** Start of DATA SUPPLIED **

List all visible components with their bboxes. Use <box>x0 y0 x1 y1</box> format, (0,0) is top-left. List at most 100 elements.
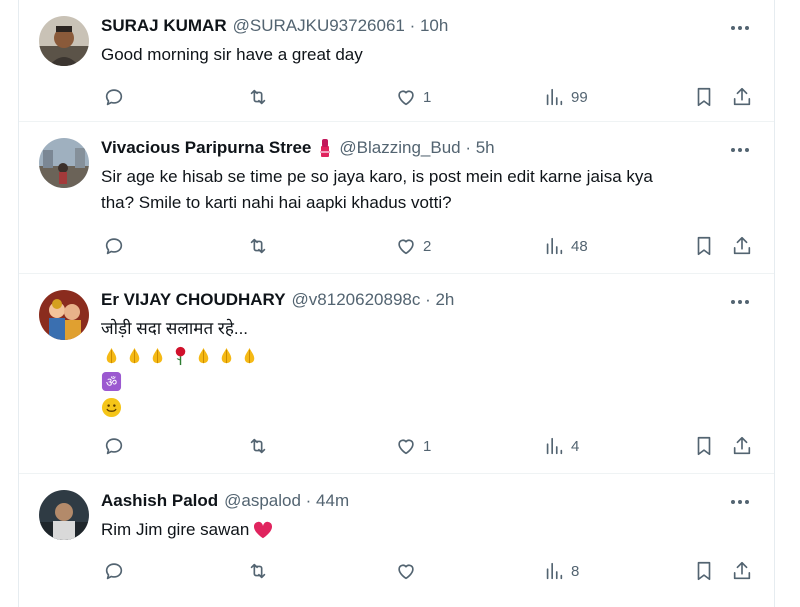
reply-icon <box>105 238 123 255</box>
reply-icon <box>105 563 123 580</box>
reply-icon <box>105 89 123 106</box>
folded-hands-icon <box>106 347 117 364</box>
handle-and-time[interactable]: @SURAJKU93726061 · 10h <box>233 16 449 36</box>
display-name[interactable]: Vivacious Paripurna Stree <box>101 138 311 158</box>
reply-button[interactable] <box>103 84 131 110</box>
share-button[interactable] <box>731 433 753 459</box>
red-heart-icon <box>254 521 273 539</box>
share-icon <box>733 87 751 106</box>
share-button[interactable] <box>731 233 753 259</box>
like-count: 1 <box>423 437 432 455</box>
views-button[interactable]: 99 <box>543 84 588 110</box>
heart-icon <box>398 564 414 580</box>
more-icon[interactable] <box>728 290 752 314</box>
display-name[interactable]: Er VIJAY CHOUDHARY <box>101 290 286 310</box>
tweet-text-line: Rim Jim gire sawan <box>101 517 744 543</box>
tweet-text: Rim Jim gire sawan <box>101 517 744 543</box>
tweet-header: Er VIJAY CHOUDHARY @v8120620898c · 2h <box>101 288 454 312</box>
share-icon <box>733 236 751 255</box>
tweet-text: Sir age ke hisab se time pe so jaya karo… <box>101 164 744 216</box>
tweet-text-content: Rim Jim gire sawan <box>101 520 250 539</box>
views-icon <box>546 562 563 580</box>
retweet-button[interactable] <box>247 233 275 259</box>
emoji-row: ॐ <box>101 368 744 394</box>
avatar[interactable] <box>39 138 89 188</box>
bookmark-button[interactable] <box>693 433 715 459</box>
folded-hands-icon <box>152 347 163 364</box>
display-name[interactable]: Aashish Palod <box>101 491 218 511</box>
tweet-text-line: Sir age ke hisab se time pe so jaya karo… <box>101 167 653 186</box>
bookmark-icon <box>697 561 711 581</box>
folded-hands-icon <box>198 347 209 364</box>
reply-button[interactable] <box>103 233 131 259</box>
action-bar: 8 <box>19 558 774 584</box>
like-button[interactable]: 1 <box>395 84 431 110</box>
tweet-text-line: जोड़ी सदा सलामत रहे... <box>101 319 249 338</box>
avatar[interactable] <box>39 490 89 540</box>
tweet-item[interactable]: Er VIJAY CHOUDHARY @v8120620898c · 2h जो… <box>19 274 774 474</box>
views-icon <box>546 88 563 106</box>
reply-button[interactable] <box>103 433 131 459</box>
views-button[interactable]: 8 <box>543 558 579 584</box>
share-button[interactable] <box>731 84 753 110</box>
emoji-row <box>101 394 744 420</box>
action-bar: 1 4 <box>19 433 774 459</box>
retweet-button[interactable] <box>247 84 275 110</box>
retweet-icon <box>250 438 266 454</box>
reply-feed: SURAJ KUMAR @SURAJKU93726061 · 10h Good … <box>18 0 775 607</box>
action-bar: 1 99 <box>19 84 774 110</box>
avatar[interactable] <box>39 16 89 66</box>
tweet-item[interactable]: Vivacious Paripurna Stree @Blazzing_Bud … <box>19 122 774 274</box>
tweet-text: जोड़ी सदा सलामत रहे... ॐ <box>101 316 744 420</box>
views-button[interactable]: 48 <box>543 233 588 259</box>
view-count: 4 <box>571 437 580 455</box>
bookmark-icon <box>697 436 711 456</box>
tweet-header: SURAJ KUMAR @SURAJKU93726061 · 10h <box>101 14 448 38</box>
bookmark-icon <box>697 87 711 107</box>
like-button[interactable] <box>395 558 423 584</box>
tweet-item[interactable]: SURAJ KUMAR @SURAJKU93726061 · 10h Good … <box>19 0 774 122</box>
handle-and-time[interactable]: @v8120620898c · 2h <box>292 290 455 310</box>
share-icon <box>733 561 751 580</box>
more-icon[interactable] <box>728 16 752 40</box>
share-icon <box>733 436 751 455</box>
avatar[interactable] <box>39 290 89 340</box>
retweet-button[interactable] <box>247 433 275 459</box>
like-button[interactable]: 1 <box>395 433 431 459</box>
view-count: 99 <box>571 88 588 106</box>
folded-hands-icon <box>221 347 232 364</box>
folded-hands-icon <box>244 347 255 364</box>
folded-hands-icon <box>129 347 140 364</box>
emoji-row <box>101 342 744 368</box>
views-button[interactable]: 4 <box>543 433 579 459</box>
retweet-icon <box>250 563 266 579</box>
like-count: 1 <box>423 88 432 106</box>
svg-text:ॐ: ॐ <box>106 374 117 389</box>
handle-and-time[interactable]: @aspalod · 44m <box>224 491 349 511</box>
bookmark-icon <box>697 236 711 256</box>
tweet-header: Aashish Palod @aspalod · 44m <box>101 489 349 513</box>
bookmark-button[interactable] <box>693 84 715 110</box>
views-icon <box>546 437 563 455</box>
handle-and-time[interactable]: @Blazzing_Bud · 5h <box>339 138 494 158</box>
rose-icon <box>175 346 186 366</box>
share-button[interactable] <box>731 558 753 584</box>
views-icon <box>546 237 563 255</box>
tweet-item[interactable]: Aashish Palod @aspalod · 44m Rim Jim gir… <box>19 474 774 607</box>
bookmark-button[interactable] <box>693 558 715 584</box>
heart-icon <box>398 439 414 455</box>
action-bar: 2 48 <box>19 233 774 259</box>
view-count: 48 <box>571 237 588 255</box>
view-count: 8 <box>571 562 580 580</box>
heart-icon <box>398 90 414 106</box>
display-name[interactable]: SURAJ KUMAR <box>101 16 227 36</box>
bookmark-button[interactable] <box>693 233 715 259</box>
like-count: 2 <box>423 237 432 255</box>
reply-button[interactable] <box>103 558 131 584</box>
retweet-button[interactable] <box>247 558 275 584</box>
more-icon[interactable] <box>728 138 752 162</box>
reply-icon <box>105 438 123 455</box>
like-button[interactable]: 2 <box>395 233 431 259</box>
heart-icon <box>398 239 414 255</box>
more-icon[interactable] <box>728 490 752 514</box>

** End of DATA SUPPLIED **

Reproduce the entire listing above line for line, leaving out the picture.

List all visible components with their bboxes. Use <box>x0 y0 x1 y1</box> format, (0,0) is top-left. List at most 100 elements.
reply-icon <box>105 238 123 255</box>
reply-icon <box>105 563 123 580</box>
reply-icon <box>105 89 123 106</box>
folded-hands-icon <box>106 347 117 364</box>
handle-and-time[interactable]: @SURAJKU93726061 · 10h <box>233 16 449 36</box>
display-name[interactable]: Vivacious Paripurna Stree <box>101 138 311 158</box>
reply-button[interactable] <box>103 84 131 110</box>
share-button[interactable] <box>731 433 753 459</box>
red-heart-icon <box>254 521 273 539</box>
share-icon <box>733 87 751 106</box>
share-button[interactable] <box>731 233 753 259</box>
like-count: 1 <box>423 437 432 455</box>
views-button[interactable]: 99 <box>543 84 588 110</box>
heart-icon <box>398 564 414 580</box>
more-icon[interactable] <box>728 290 752 314</box>
display-name[interactable]: Er VIJAY CHOUDHARY <box>101 290 286 310</box>
tweet-text-line: Rim Jim gire sawan <box>101 517 744 543</box>
tweet-text: Rim Jim gire sawan <box>101 517 744 543</box>
tweet-header: Er VIJAY CHOUDHARY @v8120620898c · 2h <box>101 288 454 312</box>
share-icon <box>733 236 751 255</box>
tweet-text: Sir age ke hisab se time pe so jaya karo… <box>101 164 744 216</box>
tweet-text-content: Rim Jim gire sawan <box>101 520 250 539</box>
views-icon <box>546 562 563 580</box>
retweet-button[interactable] <box>247 233 275 259</box>
emoji-row: ॐ <box>101 368 744 394</box>
avatar[interactable] <box>39 138 89 188</box>
bookmark-button[interactable] <box>693 433 715 459</box>
folded-hands-icon <box>152 347 163 364</box>
display-name[interactable]: Aashish Palod <box>101 491 218 511</box>
tweet-text-line: Sir age ke hisab se time pe so jaya karo… <box>101 167 653 186</box>
bookmark-icon <box>697 561 711 581</box>
folded-hands-icon <box>198 347 209 364</box>
reply-button[interactable] <box>103 233 131 259</box>
action-bar: 8 <box>19 558 774 584</box>
like-button[interactable]: 1 <box>395 84 431 110</box>
tweet-text-line: जोड़ी सदा सलामत रहे... <box>101 319 249 338</box>
avatar[interactable] <box>39 490 89 540</box>
tweet-item[interactable]: Er VIJAY CHOUDHARY @v8120620898c · 2h जो… <box>19 274 774 474</box>
views-icon <box>546 88 563 106</box>
reply-button[interactable] <box>103 433 131 459</box>
views-button[interactable]: 8 <box>543 558 579 584</box>
share-button[interactable] <box>731 84 753 110</box>
emoji-row <box>101 394 744 420</box>
action-bar: 1 4 <box>19 433 774 459</box>
retweet-button[interactable] <box>247 84 275 110</box>
retweet-icon <box>250 438 266 454</box>
reply-feed: SURAJ KUMAR @SURAJKU93726061 · 10h Good … <box>18 0 775 607</box>
action-bar: 1 99 <box>19 84 774 110</box>
avatar[interactable] <box>39 16 89 66</box>
tweet-item[interactable]: Vivacious Paripurna Stree @Blazzing_Bud … <box>19 122 774 274</box>
tweet-text: जोड़ी सदा सलामत रहे... ॐ <box>101 316 744 420</box>
views-button[interactable]: 48 <box>543 233 588 259</box>
view-count: 4 <box>571 437 580 455</box>
bookmark-icon <box>697 436 711 456</box>
tweet-header: SURAJ KUMAR @SURAJKU93726061 · 10h <box>101 14 448 38</box>
bookmark-icon <box>697 87 711 107</box>
like-button[interactable] <box>395 558 423 584</box>
tweet-item[interactable]: SURAJ KUMAR @SURAJKU93726061 · 10h Good … <box>19 0 774 122</box>
handle-and-time[interactable]: @v8120620898c · 2h <box>292 290 455 310</box>
share-icon <box>733 561 751 580</box>
more-icon[interactable] <box>728 16 752 40</box>
share-icon <box>733 436 751 455</box>
avatar[interactable] <box>39 290 89 340</box>
retweet-button[interactable] <box>247 433 275 459</box>
like-button[interactable]: 1 <box>395 433 431 459</box>
view-count: 99 <box>571 88 588 106</box>
folded-hands-icon <box>221 347 232 364</box>
folded-hands-icon <box>244 347 255 364</box>
folded-hands-icon <box>129 347 140 364</box>
emoji-row <box>101 342 744 368</box>
views-button[interactable]: 4 <box>543 433 579 459</box>
retweet-icon <box>250 563 266 579</box>
like-count: 1 <box>423 88 432 106</box>
svg-text:ॐ: ॐ <box>106 374 117 389</box>
handle-and-time[interactable]: @aspalod · 44m <box>224 491 349 511</box>
bookmark-icon <box>697 236 711 256</box>
tweet-header: Aashish Palod @aspalod · 44m <box>101 489 349 513</box>
bookmark-button[interactable] <box>693 84 715 110</box>
views-icon <box>546 437 563 455</box>
handle-and-time[interactable]: @Blazzing_Bud · 5h <box>339 138 494 158</box>
rose-icon <box>175 346 186 366</box>
share-button[interactable] <box>731 558 753 584</box>
views-icon <box>546 237 563 255</box>
tweet-item[interactable]: Aashish Palod @aspalod · 44m Rim Jim gir… <box>19 474 774 607</box>
bookmark-button[interactable] <box>693 558 715 584</box>
heart-icon <box>398 439 414 455</box>
action-bar: 2 48 <box>19 233 774 259</box>
view-count: 48 <box>571 237 588 255</box>
view-count: 8 <box>571 562 580 580</box>
heart-icon <box>398 90 414 106</box>
display-name[interactable]: SURAJ KUMAR <box>101 16 227 36</box>
bookmark-button[interactable] <box>693 233 715 259</box>
like-count: 2 <box>423 237 432 255</box>
reply-button[interactable] <box>103 558 131 584</box>
retweet-button[interactable] <box>247 558 275 584</box>
more-icon[interactable] <box>728 138 752 162</box>
reply-icon <box>105 438 123 455</box>
like-button[interactable]: 2 <box>395 233 431 259</box>
heart-icon <box>398 239 414 255</box>
more-icon[interactable] <box>728 490 752 514</box>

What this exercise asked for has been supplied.